+++ DATASET ROWS +++

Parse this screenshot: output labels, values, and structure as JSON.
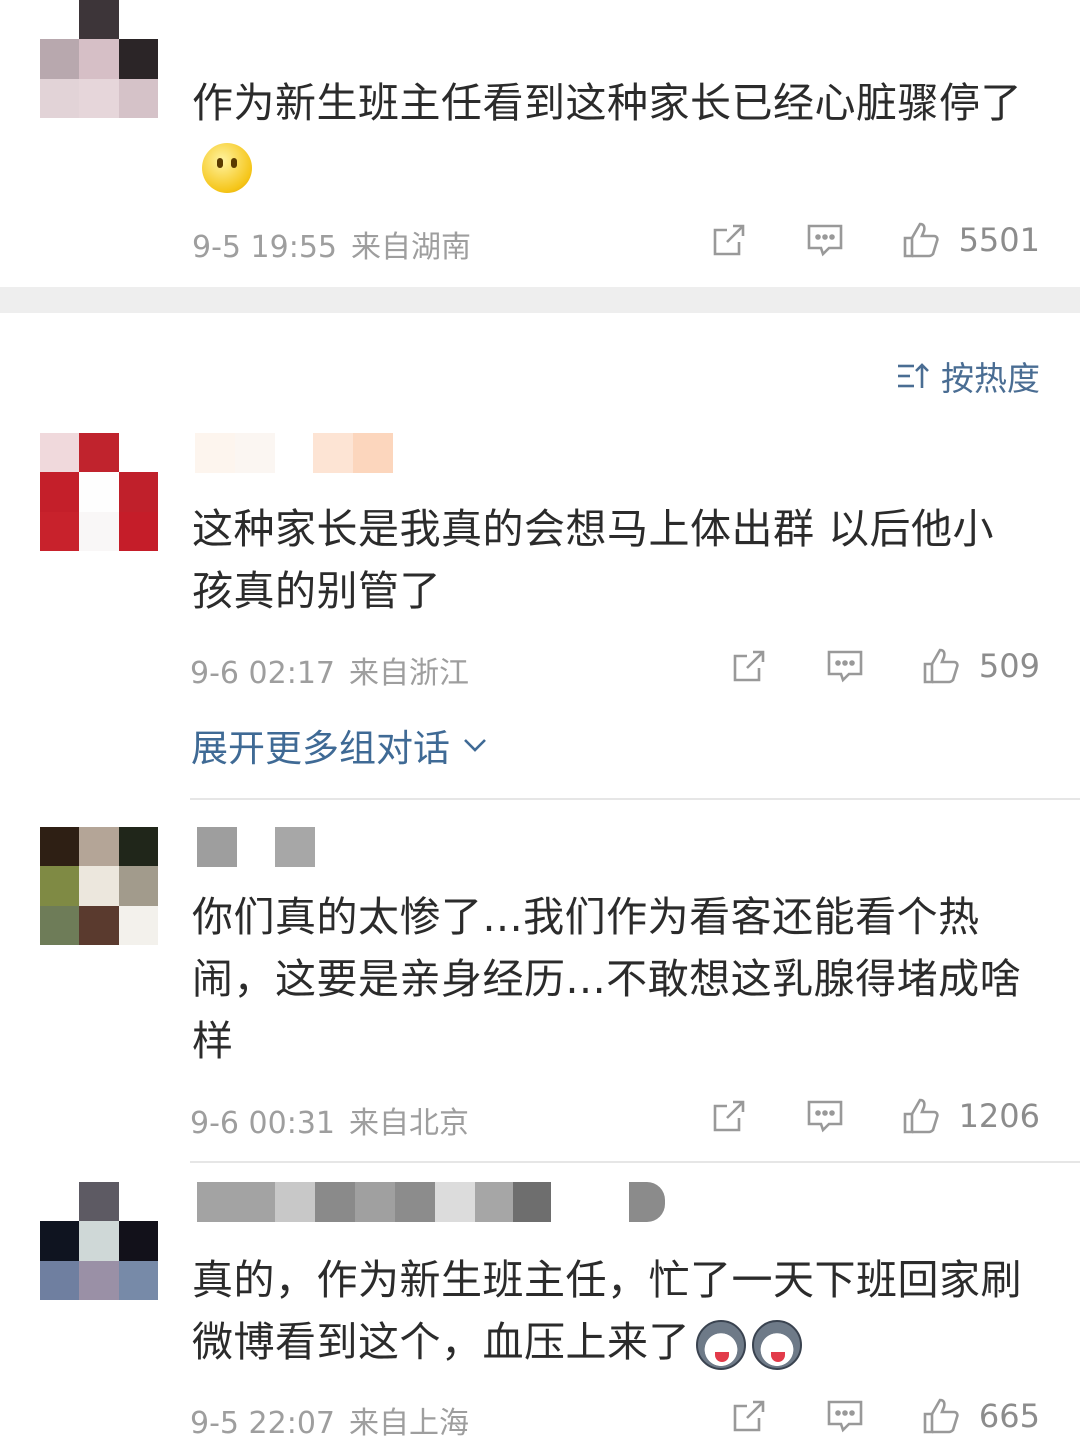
{
  "comments": [
    {
      "text": "作为新生班主任看到这种家长已经心脏骤停了",
      "emoji": "smile-emoji",
      "time": "9-5 19:55",
      "location": "来自湖南",
      "likes": "5501"
    },
    {
      "text": "这种家长是我真的会想马上体出群 以后他小孩真的别管了",
      "time": "9-6 02:17",
      "location": "来自浙江",
      "likes": "509",
      "expand_label": "展开更多组对话"
    },
    {
      "text": "你们真的太惨了...我们作为看客还能看个热闹，这要是亲身经历...不敢想这乳腺得堵成啥样",
      "time": "9-6 00:31",
      "location": "来自北京",
      "likes": "1206"
    },
    {
      "text": "真的，作为新生班主任，忙了一天下班回家刷微博看到这个，血压上来了",
      "emoji": "husky-emoji",
      "time": "9-5 22:07",
      "location": "来自上海",
      "likes": "665"
    }
  ],
  "sort_label": "按热度",
  "icons": [
    "share-icon",
    "comment-icon",
    "like-icon",
    "sort-icon",
    "chevron-down-icon"
  ],
  "colors": {
    "link": "#3f6a95",
    "meta": "#9e9e9e",
    "separator": "#eeeeee"
  }
}
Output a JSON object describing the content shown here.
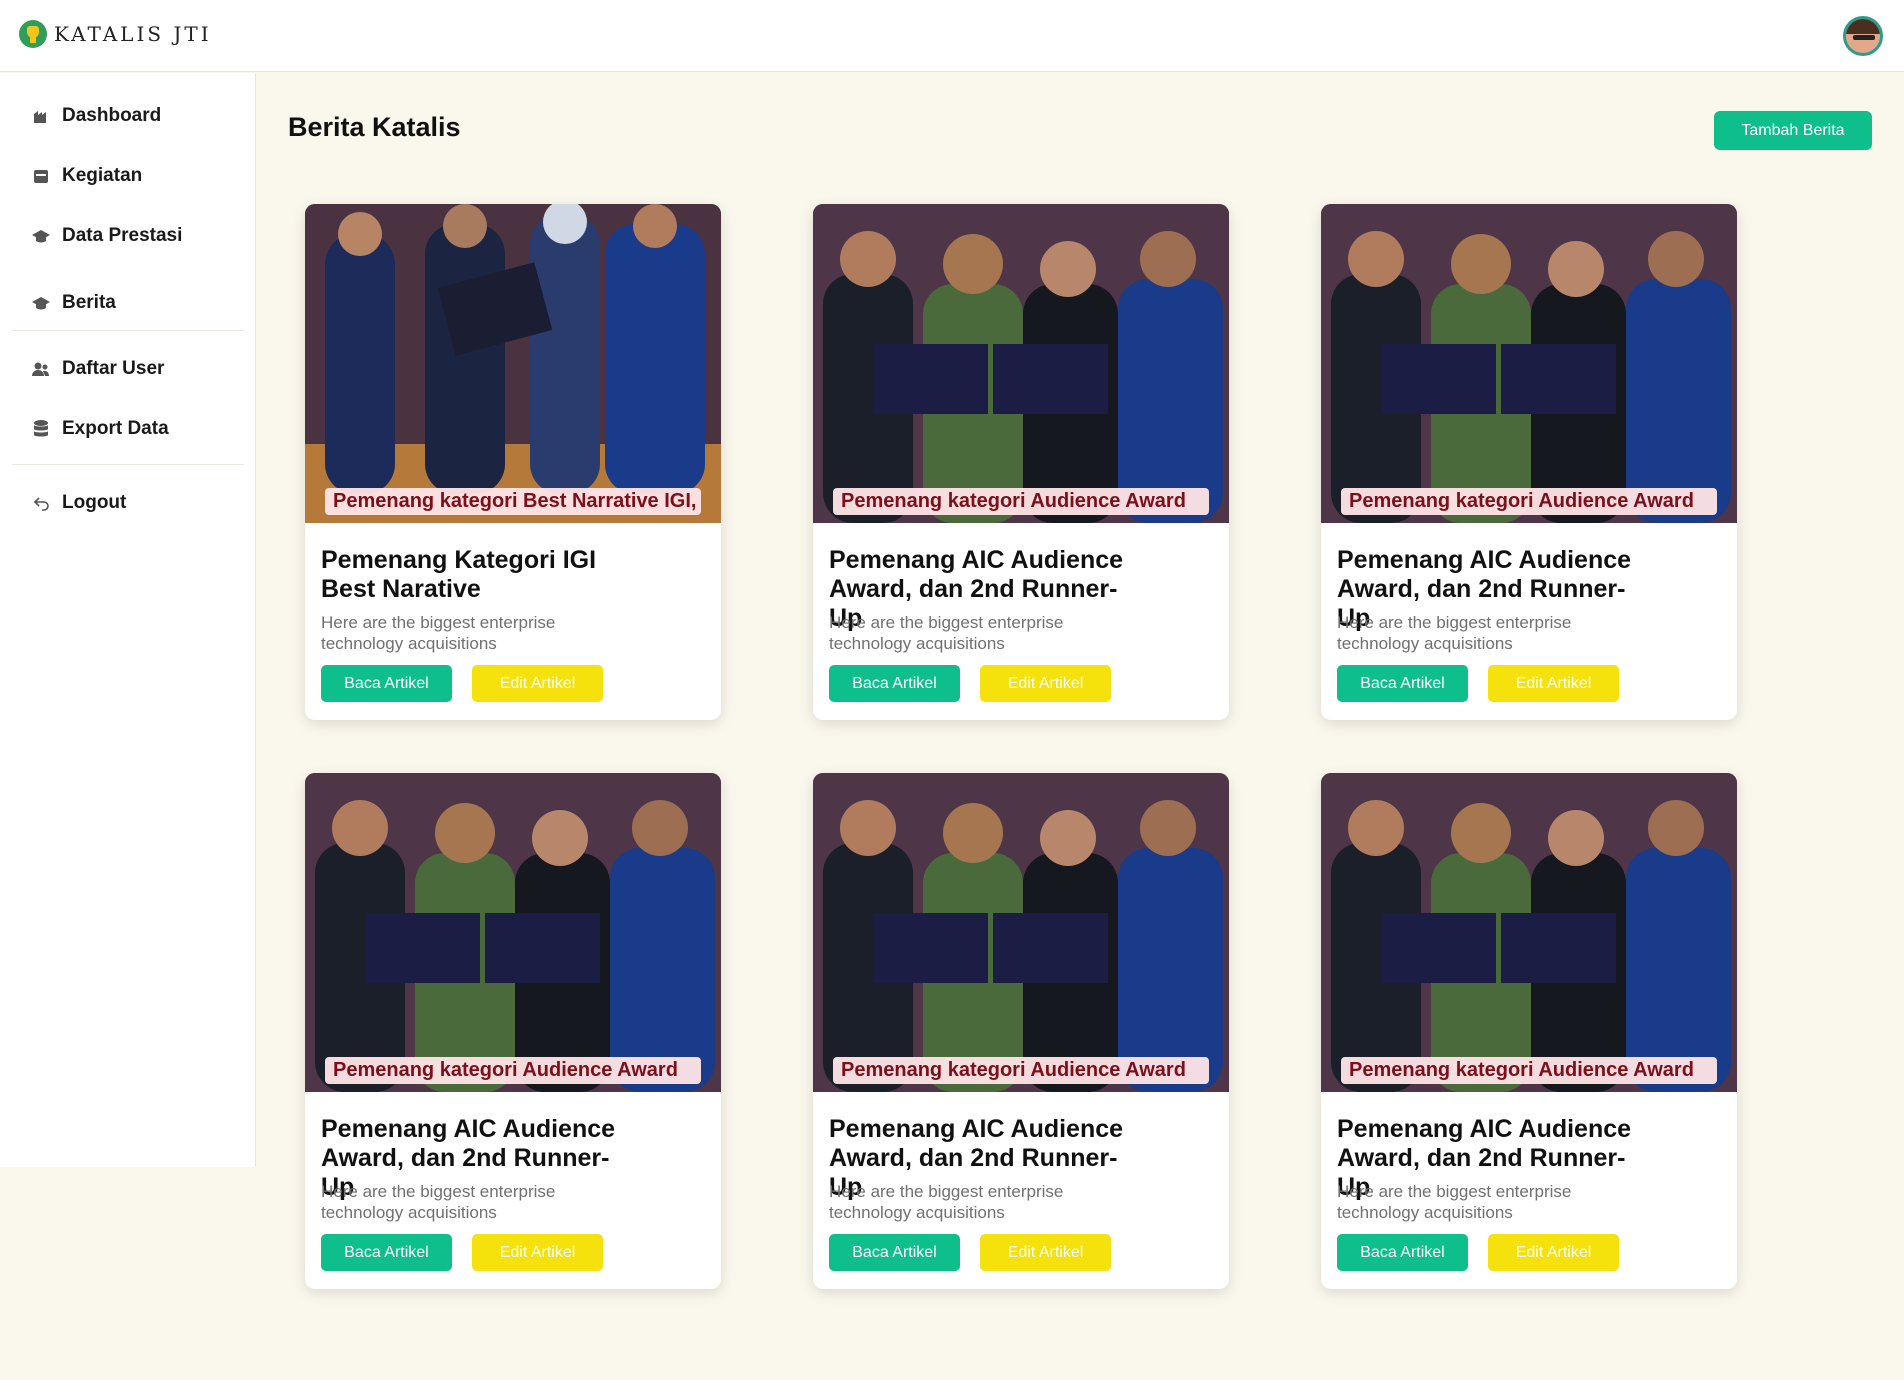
{
  "app": {
    "logo_text": "KATALIS JTI"
  },
  "sidebar": {
    "items": [
      {
        "label": "Dashboard",
        "icon": "dashboard-icon"
      },
      {
        "label": "Kegiatan",
        "icon": "calendar-icon"
      },
      {
        "label": "Data Prestasi",
        "icon": "graduation-cap-icon"
      },
      {
        "label": "Berita",
        "icon": "graduation-cap-icon"
      },
      {
        "label": "Daftar User",
        "icon": "users-icon"
      },
      {
        "label": "Export Data",
        "icon": "database-icon"
      },
      {
        "label": "Logout",
        "icon": "logout-arrow-icon"
      }
    ]
  },
  "main": {
    "title": "Berita Katalis",
    "add_button": "Tambah Berita",
    "cards": [
      {
        "image_caption": "Pemenang kategori Best Narrative IGI,",
        "title": "Pemenang Kategori IGI Best Narative",
        "description": "Here are the biggest enterprise technology acquisitions",
        "read_label": "Baca Artikel",
        "edit_label": "Edit Artikel"
      },
      {
        "image_caption": "Pemenang kategori Audience Award",
        "title": "Pemenang AIC Audience Award, dan 2nd Runner-Up",
        "description": "Here are the biggest enterprise technology acquisitions",
        "read_label": "Baca Artikel",
        "edit_label": "Edit Artikel"
      },
      {
        "image_caption": "Pemenang kategori Audience Award",
        "title": "Pemenang AIC Audience Award, dan 2nd Runner-Up",
        "description": "Here are the biggest enterprise technology acquisitions",
        "read_label": "Baca Artikel",
        "edit_label": "Edit Artikel"
      },
      {
        "image_caption": "Pemenang kategori Audience Award",
        "title": "Pemenang AIC Audience Award, dan 2nd Runner-Up",
        "description": "Here are the biggest enterprise technology acquisitions",
        "read_label": "Baca Artikel",
        "edit_label": "Edit Artikel"
      },
      {
        "image_caption": "Pemenang kategori Audience Award",
        "title": "Pemenang AIC Audience Award, dan 2nd Runner-Up",
        "description": "Here are the biggest enterprise technology acquisitions",
        "read_label": "Baca Artikel",
        "edit_label": "Edit Artikel"
      },
      {
        "image_caption": "Pemenang kategori Audience Award",
        "title": "Pemenang AIC Audience Award, dan 2nd Runner-Up",
        "description": "Here are the biggest enterprise technology acquisitions",
        "read_label": "Baca Artikel",
        "edit_label": "Edit Artikel"
      }
    ]
  },
  "colors": {
    "primary": "#0fbf8b",
    "edit": "#f5e10c",
    "background": "#faf7ec"
  }
}
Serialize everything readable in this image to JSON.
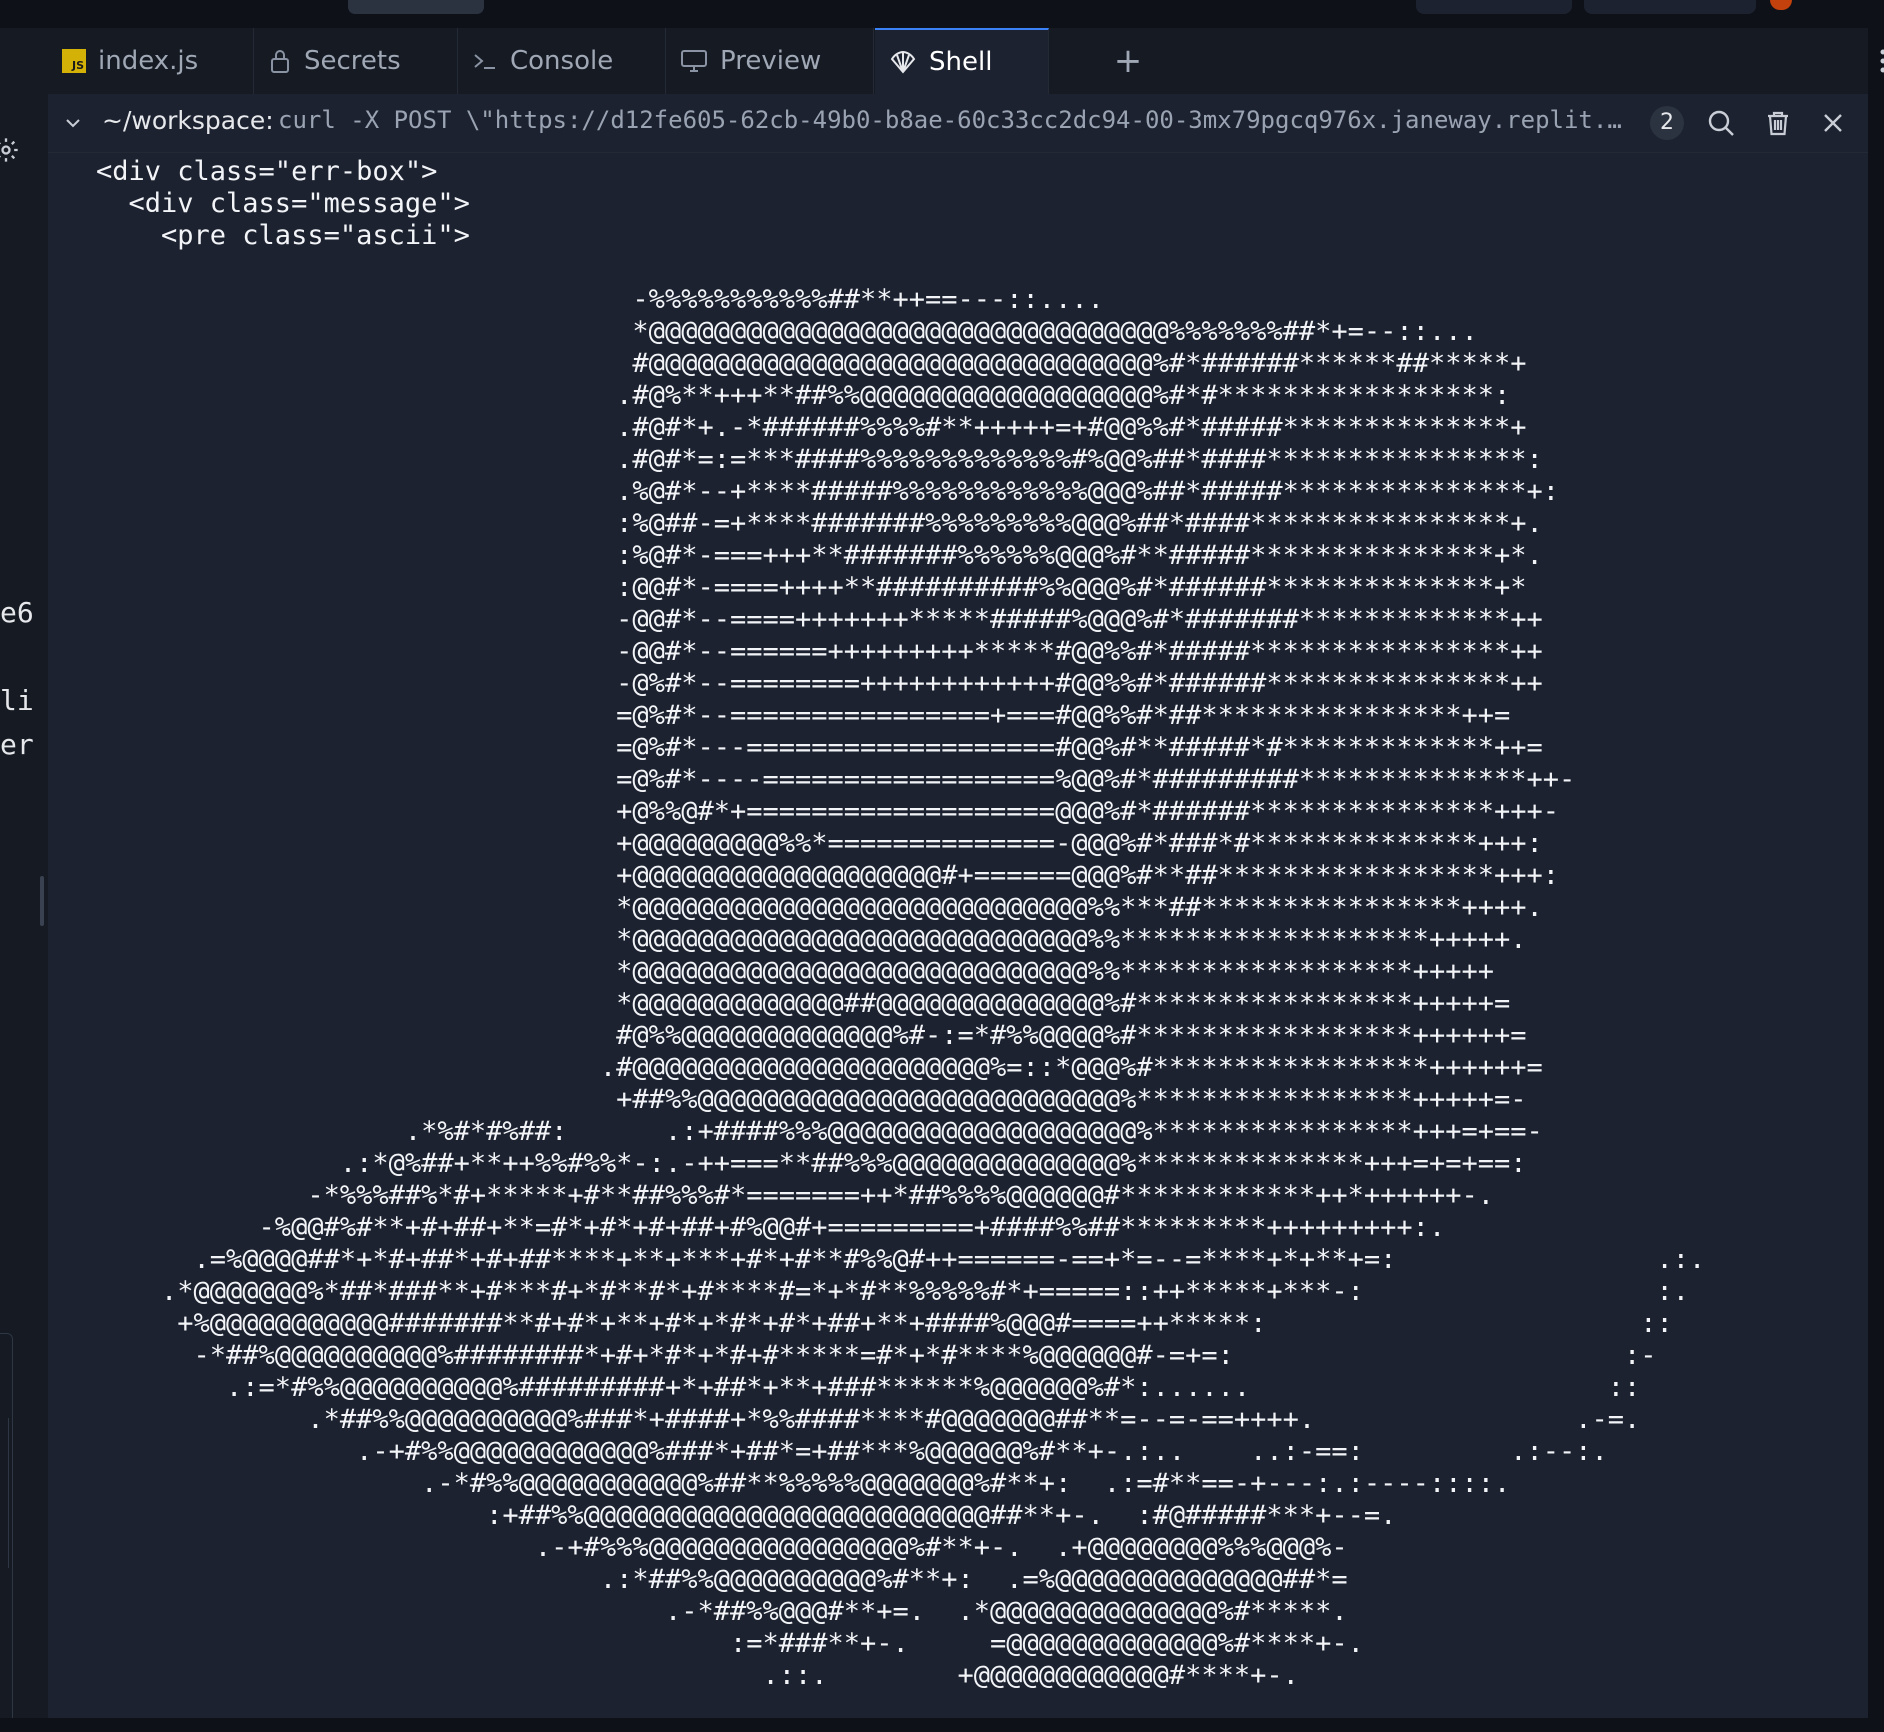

+++

◆ WHAT YOU WILL DO
Give back every line exactly as it stands, pictures excluded.

◆ OUTPUT OF THE TASK
Parse this screenshot: output labels, values, and structure as JSON.
{
  "comments": [
    {
      "text": "作为新生班主任看到这种家长已经心脏骤停了",
      "emoji": "smile-emoji",
      "time": "9-5 19:55",
      "location": "来自湖南",
      "likes": "5501"
    },
    {
      "text": "这种家长是我真的会想马上体出群 以后他小孩真的别管了",
      "time": "9-6 02:17",
      "location": "来自浙江",
      "likes": "509",
      "expand_label": "展开更多组对话"
    },
    {
      "text": "你们真的太惨了...我们作为看客还能看个热闹，这要是亲身经历...不敢想这乳腺得堵成啥样",
      "time": "9-6 00:31",
      "location": "来自北京",
      "likes": "1206"
    },
    {
      "text": "真的，作为新生班主任，忙了一天下班回家刷微博看到这个，血压上来了",
      "emoji": "husky-emoji",
      "time": "9-5 22:07",
      "location": "来自上海",
      "likes": "665"
    }
  ],
  "sort_label": "按热度",
  "icons": [
    "share-icon",
    "comment-icon",
    "like-icon",
    "sort-icon",
    "chevron-down-icon"
  ],
  "colors": {
    "link": "#3f6a95",
    "meta": "#9e9e9e",
    "separator": "#eeeeee"
  }
}
Output a JSON object describing the content shown here.
{
  "app": {
    "logo_text": "KATALIS JTI"
  },
  "sidebar": {
    "items": [
      {
        "label": "Dashboard",
        "icon": "dashboard-icon"
      },
      {
        "label": "Kegiatan",
        "icon": "calendar-icon"
      },
      {
        "label": "Data Prestasi",
        "icon": "graduation-cap-icon"
      },
      {
        "label": "Berita",
        "icon": "graduation-cap-icon"
      },
      {
        "label": "Daftar User",
        "icon": "users-icon"
      },
      {
        "label": "Export Data",
        "icon": "database-icon"
      },
      {
        "label": "Logout",
        "icon": "logout-arrow-icon"
      }
    ]
  },
  "main": {
    "title": "Berita Katalis",
    "add_button": "Tambah Berita",
    "cards": [
      {
        "image_caption": "Pemenang kategori Best Narrative IGI,",
        "title": "Pemenang Kategori IGI Best Narative",
        "description": "Here are the biggest enterprise technology acquisitions",
        "read_label": "Baca Artikel",
        "edit_label": "Edit Artikel"
      },
      {
        "image_caption": "Pemenang kategori Audience Award",
        "title": "Pemenang AIC Audience Award, dan 2nd Runner-Up",
        "description": "Here are the biggest enterprise technology acquisitions",
        "read_label": "Baca Artikel",
        "edit_label": "Edit Artikel"
      },
      {
        "image_caption": "Pemenang kategori Audience Award",
        "title": "Pemenang AIC Audience Award, dan 2nd Runner-Up",
        "description": "Here are the biggest enterprise technology acquisitions",
        "read_label": "Baca Artikel",
        "edit_label": "Edit Artikel"
      },
      {
        "image_caption": "Pemenang kategori Audience Award",
        "title": "Pemenang AIC Audience Award, dan 2nd Runner-Up",
        "description": "Here are the biggest enterprise technology acquisitions",
        "read_label": "Baca Artikel",
        "edit_label": "Edit Artikel"
      },
      {
        "image_caption": "Pemenang kategori Audience Award",
        "title": "Pemenang AIC Audience Award, dan 2nd Runner-Up",
        "description": "Here are the biggest enterprise technology acquisitions",
        "read_label": "Baca Artikel",
        "edit_label": "Edit Artikel"
      },
      {
        "image_caption": "Pemenang kategori Audience Award",
        "title": "Pemenang AIC Audience Award, dan 2nd Runner-Up",
        "description": "Here are the biggest enterprise technology acquisitions",
        "read_label": "Baca Artikel",
        "edit_label": "Edit Artikel"
      }
    ]
  },
  "colors": {
    "primary": "#0fbf8b",
    "edit": "#f5e10c",
    "background": "#faf7ec"
  }
}
Serialize everything readable in this image to JSON.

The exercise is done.